Your objective -> Reproduce all entries precisely as they are written.

Supplied data ->
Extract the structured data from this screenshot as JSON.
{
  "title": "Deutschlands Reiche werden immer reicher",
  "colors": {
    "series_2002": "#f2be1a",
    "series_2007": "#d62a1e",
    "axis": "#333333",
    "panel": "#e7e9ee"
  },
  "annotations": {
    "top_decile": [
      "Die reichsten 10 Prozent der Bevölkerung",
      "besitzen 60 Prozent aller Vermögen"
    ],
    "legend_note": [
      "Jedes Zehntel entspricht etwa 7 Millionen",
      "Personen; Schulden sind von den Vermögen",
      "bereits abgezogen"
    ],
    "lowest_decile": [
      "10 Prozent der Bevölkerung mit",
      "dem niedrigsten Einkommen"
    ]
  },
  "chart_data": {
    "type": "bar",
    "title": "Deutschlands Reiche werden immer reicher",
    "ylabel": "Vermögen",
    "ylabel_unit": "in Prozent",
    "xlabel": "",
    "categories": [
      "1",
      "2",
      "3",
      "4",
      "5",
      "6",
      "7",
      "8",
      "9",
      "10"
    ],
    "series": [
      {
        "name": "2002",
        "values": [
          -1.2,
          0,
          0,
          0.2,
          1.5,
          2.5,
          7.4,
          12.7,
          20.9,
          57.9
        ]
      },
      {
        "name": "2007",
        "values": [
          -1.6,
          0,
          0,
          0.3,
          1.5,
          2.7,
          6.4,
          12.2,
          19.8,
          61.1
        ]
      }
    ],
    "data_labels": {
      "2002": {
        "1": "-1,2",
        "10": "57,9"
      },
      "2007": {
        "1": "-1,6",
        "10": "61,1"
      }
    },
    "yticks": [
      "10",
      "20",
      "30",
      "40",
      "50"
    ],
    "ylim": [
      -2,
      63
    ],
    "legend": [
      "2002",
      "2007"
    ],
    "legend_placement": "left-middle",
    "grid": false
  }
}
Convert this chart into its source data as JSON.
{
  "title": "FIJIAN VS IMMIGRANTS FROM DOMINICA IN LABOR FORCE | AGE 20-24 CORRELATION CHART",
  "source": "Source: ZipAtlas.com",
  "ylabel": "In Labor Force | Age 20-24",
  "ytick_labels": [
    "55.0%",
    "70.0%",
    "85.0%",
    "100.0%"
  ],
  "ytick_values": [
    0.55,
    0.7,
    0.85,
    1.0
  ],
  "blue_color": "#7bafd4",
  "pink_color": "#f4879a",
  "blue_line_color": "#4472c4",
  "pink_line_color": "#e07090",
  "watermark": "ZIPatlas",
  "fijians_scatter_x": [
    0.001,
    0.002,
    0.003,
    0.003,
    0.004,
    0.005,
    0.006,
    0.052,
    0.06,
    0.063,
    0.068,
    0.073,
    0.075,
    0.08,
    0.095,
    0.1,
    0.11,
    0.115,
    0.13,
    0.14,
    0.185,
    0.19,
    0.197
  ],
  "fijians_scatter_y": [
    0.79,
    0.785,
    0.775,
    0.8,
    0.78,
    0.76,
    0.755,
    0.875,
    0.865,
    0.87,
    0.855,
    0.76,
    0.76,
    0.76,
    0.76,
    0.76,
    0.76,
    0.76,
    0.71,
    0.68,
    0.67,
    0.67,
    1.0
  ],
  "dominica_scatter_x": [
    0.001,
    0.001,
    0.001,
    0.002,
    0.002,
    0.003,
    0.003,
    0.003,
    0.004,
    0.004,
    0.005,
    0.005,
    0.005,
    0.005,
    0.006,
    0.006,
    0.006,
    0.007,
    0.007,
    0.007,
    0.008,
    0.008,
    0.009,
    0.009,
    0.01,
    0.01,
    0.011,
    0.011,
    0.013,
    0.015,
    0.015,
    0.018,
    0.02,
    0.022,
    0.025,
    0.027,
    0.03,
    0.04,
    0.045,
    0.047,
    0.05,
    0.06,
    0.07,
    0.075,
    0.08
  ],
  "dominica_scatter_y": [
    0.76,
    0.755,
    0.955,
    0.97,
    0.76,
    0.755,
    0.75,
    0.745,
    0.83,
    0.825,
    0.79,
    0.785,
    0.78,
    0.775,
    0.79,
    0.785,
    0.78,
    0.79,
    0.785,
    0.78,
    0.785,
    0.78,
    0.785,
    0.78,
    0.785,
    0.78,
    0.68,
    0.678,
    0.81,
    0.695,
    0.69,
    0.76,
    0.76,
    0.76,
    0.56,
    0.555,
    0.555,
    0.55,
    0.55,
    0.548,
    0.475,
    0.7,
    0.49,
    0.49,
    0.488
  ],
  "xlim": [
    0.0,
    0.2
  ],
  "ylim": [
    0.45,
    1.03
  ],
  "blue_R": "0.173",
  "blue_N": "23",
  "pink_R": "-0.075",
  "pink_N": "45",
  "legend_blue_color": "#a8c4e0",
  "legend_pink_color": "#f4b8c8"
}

Answer ->
Extract the structured data from this screenshot as JSON.
{
  "title": "Deutschlands Reiche werden immer reicher",
  "colors": {
    "series_2002": "#f2be1a",
    "series_2007": "#d62a1e",
    "axis": "#333333",
    "panel": "#e7e9ee"
  },
  "annotations": {
    "top_decile": [
      "Die reichsten 10 Prozent der Bevölkerung",
      "besitzen 60 Prozent aller Vermögen"
    ],
    "legend_note": [
      "Jedes Zehntel entspricht etwa 7 Millionen",
      "Personen; Schulden sind von den Vermögen",
      "bereits abgezogen"
    ],
    "lowest_decile": [
      "10 Prozent der Bevölkerung mit",
      "dem niedrigsten Einkommen"
    ]
  },
  "chart_data": {
    "type": "bar",
    "title": "Deutschlands Reiche werden immer reicher",
    "ylabel": "Vermögen",
    "ylabel_unit": "in Prozent",
    "xlabel": "",
    "categories": [
      "1",
      "2",
      "3",
      "4",
      "5",
      "6",
      "7",
      "8",
      "9",
      "10"
    ],
    "series": [
      {
        "name": "2002",
        "values": [
          -1.2,
          0,
          0,
          0.2,
          1.5,
          2.5,
          7.4,
          12.7,
          20.9,
          57.9
        ]
      },
      {
        "name": "2007",
        "values": [
          -1.6,
          0,
          0,
          0.3,
          1.5,
          2.7,
          6.4,
          12.2,
          19.8,
          61.1
        ]
      }
    ],
    "data_labels": {
      "2002": {
        "1": "-1,2",
        "10": "57,9"
      },
      "2007": {
        "1": "-1,6",
        "10": "61,1"
      }
    },
    "yticks": [
      "10",
      "20",
      "30",
      "40",
      "50"
    ],
    "ylim": [
      -2,
      63
    ],
    "legend": [
      "2002",
      "2007"
    ],
    "legend_placement": "left-middle",
    "grid": false
  }
}
Convert this chart into its source data as JSON.
{
  "title": "FIJIAN VS IMMIGRANTS FROM DOMINICA IN LABOR FORCE | AGE 20-24 CORRELATION CHART",
  "source": "Source: ZipAtlas.com",
  "ylabel": "In Labor Force | Age 20-24",
  "ytick_labels": [
    "55.0%",
    "70.0%",
    "85.0%",
    "100.0%"
  ],
  "ytick_values": [
    0.55,
    0.7,
    0.85,
    1.0
  ],
  "blue_color": "#7bafd4",
  "pink_color": "#f4879a",
  "blue_line_color": "#4472c4",
  "pink_line_color": "#e07090",
  "watermark": "ZIPatlas",
  "fijians_scatter_x": [
    0.001,
    0.002,
    0.003,
    0.003,
    0.004,
    0.005,
    0.006,
    0.052,
    0.06,
    0.063,
    0.068,
    0.073,
    0.075,
    0.08,
    0.095,
    0.1,
    0.11,
    0.115,
    0.13,
    0.14,
    0.185,
    0.19,
    0.197
  ],
  "fijians_scatter_y": [
    0.79,
    0.785,
    0.775,
    0.8,
    0.78,
    0.76,
    0.755,
    0.875,
    0.865,
    0.87,
    0.855,
    0.76,
    0.76,
    0.76,
    0.76,
    0.76,
    0.76,
    0.76,
    0.71,
    0.68,
    0.67,
    0.67,
    1.0
  ],
  "dominica_scatter_x": [
    0.001,
    0.001,
    0.001,
    0.002,
    0.002,
    0.003,
    0.003,
    0.003,
    0.004,
    0.004,
    0.005,
    0.005,
    0.005,
    0.005,
    0.006,
    0.006,
    0.006,
    0.007,
    0.007,
    0.007,
    0.008,
    0.008,
    0.009,
    0.009,
    0.01,
    0.01,
    0.011,
    0.011,
    0.013,
    0.015,
    0.015,
    0.018,
    0.02,
    0.022,
    0.025,
    0.027,
    0.03,
    0.04,
    0.045,
    0.047,
    0.05,
    0.06,
    0.07,
    0.075,
    0.08
  ],
  "dominica_scatter_y": [
    0.76,
    0.755,
    0.955,
    0.97,
    0.76,
    0.755,
    0.75,
    0.745,
    0.83,
    0.825,
    0.79,
    0.785,
    0.78,
    0.775,
    0.79,
    0.785,
    0.78,
    0.79,
    0.785,
    0.78,
    0.785,
    0.78,
    0.785,
    0.78,
    0.785,
    0.78,
    0.68,
    0.678,
    0.81,
    0.695,
    0.69,
    0.76,
    0.76,
    0.76,
    0.56,
    0.555,
    0.555,
    0.55,
    0.55,
    0.548,
    0.475,
    0.7,
    0.49,
    0.49,
    0.488
  ],
  "xlim": [
    0.0,
    0.2
  ],
  "ylim": [
    0.45,
    1.03
  ],
  "blue_R": "0.173",
  "blue_N": "23",
  "pink_R": "-0.075",
  "pink_N": "45",
  "legend_blue_color": "#a8c4e0",
  "legend_pink_color": "#f4b8c8"
}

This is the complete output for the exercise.